Each entry below is to be extracted exactly.

[start of Information provided]

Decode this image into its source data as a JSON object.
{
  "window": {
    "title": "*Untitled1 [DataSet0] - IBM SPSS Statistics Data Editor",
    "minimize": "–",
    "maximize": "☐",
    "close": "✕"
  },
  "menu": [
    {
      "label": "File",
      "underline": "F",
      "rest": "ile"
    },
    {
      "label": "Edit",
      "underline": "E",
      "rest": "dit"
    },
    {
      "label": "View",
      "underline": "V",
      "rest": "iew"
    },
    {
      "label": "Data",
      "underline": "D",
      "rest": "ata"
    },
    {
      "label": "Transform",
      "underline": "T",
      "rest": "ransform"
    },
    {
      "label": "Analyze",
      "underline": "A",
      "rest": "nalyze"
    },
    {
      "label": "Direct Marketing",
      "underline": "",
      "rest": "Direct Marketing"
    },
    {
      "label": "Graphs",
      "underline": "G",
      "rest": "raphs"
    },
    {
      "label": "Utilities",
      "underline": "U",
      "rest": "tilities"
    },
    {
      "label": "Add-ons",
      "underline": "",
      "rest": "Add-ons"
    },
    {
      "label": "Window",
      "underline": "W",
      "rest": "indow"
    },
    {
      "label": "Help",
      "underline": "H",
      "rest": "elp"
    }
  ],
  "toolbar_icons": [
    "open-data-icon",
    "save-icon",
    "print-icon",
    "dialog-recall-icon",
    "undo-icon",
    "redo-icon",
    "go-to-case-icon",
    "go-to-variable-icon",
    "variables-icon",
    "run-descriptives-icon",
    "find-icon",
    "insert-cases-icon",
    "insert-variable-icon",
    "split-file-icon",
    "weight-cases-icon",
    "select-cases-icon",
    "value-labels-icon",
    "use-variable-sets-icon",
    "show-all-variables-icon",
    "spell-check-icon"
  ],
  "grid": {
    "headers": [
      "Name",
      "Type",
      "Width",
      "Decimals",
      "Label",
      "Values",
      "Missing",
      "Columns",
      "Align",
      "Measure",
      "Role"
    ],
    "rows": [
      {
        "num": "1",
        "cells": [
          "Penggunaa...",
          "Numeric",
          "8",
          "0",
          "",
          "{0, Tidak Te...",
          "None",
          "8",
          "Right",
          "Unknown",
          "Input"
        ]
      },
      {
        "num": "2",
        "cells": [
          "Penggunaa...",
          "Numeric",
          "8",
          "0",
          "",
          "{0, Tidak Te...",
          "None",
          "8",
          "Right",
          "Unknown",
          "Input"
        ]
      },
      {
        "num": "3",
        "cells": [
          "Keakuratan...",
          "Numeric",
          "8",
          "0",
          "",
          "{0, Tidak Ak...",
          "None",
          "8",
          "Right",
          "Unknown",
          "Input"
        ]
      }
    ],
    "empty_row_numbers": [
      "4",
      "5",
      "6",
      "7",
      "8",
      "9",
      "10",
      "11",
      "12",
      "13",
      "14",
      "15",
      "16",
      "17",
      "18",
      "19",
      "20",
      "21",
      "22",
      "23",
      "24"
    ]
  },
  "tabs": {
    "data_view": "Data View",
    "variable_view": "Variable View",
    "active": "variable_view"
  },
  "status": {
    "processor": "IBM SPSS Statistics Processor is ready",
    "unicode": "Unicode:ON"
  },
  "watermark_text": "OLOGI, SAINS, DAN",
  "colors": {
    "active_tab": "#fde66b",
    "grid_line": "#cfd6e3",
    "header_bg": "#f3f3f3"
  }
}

[end of Information provided]

» **Answer to this task**
Decode this image into its source data as a JSON object.
{
  "window": {
    "title": "*Untitled1 [DataSet0] - IBM SPSS Statistics Data Editor",
    "minimize": "–",
    "maximize": "☐",
    "close": "✕"
  },
  "menu": [
    {
      "label": "File",
      "underline": "F",
      "rest": "ile"
    },
    {
      "label": "Edit",
      "underline": "E",
      "rest": "dit"
    },
    {
      "label": "View",
      "underline": "V",
      "rest": "iew"
    },
    {
      "label": "Data",
      "underline": "D",
      "rest": "ata"
    },
    {
      "label": "Transform",
      "underline": "T",
      "rest": "ransform"
    },
    {
      "label": "Analyze",
      "underline": "A",
      "rest": "nalyze"
    },
    {
      "label": "Direct Marketing",
      "underline": "",
      "rest": "Direct Marketing"
    },
    {
      "label": "Graphs",
      "underline": "G",
      "rest": "raphs"
    },
    {
      "label": "Utilities",
      "underline": "U",
      "rest": "tilities"
    },
    {
      "label": "Add-ons",
      "underline": "",
      "rest": "Add-ons"
    },
    {
      "label": "Window",
      "underline": "W",
      "rest": "indow"
    },
    {
      "label": "Help",
      "underline": "H",
      "rest": "elp"
    }
  ],
  "toolbar_icons": [
    "open-data-icon",
    "save-icon",
    "print-icon",
    "dialog-recall-icon",
    "undo-icon",
    "redo-icon",
    "go-to-case-icon",
    "go-to-variable-icon",
    "variables-icon",
    "run-descriptives-icon",
    "find-icon",
    "insert-cases-icon",
    "insert-variable-icon",
    "split-file-icon",
    "weight-cases-icon",
    "select-cases-icon",
    "value-labels-icon",
    "use-variable-sets-icon",
    "show-all-variables-icon",
    "spell-check-icon"
  ],
  "grid": {
    "headers": [
      "Name",
      "Type",
      "Width",
      "Decimals",
      "Label",
      "Values",
      "Missing",
      "Columns",
      "Align",
      "Measure",
      "Role"
    ],
    "rows": [
      {
        "num": "1",
        "cells": [
          "Penggunaa...",
          "Numeric",
          "8",
          "0",
          "",
          "{0, Tidak Te...",
          "None",
          "8",
          "Right",
          "Unknown",
          "Input"
        ]
      },
      {
        "num": "2",
        "cells": [
          "Penggunaa...",
          "Numeric",
          "8",
          "0",
          "",
          "{0, Tidak Te...",
          "None",
          "8",
          "Right",
          "Unknown",
          "Input"
        ]
      },
      {
        "num": "3",
        "cells": [
          "Keakuratan...",
          "Numeric",
          "8",
          "0",
          "",
          "{0, Tidak Ak...",
          "None",
          "8",
          "Right",
          "Unknown",
          "Input"
        ]
      }
    ],
    "empty_row_numbers": [
      "4",
      "5",
      "6",
      "7",
      "8",
      "9",
      "10",
      "11",
      "12",
      "13",
      "14",
      "15",
      "16",
      "17",
      "18",
      "19",
      "20",
      "21",
      "22",
      "23",
      "24"
    ]
  },
  "tabs": {
    "data_view": "Data View",
    "variable_view": "Variable View",
    "active": "variable_view"
  },
  "status": {
    "processor": "IBM SPSS Statistics Processor is ready",
    "unicode": "Unicode:ON"
  },
  "watermark_text": "OLOGI, SAINS, DAN",
  "colors": {
    "active_tab": "#fde66b",
    "grid_line": "#cfd6e3",
    "header_bg": "#f3f3f3"
  }
}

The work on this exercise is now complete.